§ Problem to solve:
Gather all lines in the records below that include the word "selalu".

§ Records for this exercise:

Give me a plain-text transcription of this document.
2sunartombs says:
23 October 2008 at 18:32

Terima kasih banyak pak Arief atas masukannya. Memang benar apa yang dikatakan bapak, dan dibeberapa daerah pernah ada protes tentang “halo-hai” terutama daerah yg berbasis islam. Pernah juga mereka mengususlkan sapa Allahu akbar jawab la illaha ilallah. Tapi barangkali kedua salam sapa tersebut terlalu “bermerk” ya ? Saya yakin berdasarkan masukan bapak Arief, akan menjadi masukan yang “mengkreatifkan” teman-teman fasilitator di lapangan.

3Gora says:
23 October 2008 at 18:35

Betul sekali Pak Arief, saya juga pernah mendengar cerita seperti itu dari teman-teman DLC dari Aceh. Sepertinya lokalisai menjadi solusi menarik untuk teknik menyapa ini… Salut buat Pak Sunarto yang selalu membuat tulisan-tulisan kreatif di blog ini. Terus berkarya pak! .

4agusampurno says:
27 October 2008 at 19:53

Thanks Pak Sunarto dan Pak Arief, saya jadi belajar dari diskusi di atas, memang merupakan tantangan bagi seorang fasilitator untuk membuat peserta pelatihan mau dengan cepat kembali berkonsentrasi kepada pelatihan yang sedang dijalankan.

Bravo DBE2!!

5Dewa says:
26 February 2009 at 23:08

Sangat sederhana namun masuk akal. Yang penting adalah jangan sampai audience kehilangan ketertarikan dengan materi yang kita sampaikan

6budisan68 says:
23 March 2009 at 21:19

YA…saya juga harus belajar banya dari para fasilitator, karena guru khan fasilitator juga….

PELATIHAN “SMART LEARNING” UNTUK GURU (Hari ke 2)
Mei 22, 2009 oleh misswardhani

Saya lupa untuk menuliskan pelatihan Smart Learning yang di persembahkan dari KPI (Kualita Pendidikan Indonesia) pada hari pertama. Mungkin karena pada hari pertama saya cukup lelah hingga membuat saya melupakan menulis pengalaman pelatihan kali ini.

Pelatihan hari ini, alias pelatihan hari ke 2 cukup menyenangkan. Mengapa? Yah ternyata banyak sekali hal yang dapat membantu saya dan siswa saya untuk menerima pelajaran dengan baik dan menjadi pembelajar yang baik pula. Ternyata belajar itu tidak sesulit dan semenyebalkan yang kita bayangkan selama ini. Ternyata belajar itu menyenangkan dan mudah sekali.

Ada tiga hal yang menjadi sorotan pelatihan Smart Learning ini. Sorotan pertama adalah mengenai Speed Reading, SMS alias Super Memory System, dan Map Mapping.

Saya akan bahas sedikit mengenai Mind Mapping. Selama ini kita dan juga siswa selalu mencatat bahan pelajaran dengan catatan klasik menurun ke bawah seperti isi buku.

§ Task response:
Betul sekali Pak Arief, saya juga pernah mendengar cerita seperti itu dari teman-teman DLC dari Aceh. Sepertinya lokalisai menjadi solusi menarik untuk teknik menyapa ini… Salut buat Pak Sunarto yang selalu membuat tulisan-tulisan kreatif di blog ini. Terus berkarya pak! .
Saya akan bahas sedikit mengenai Mind Mapping. Selama ini kita dan juga siswa selalu mencatat bahan pelajaran dengan catatan klasik menurun ke bawah seperti isi buku.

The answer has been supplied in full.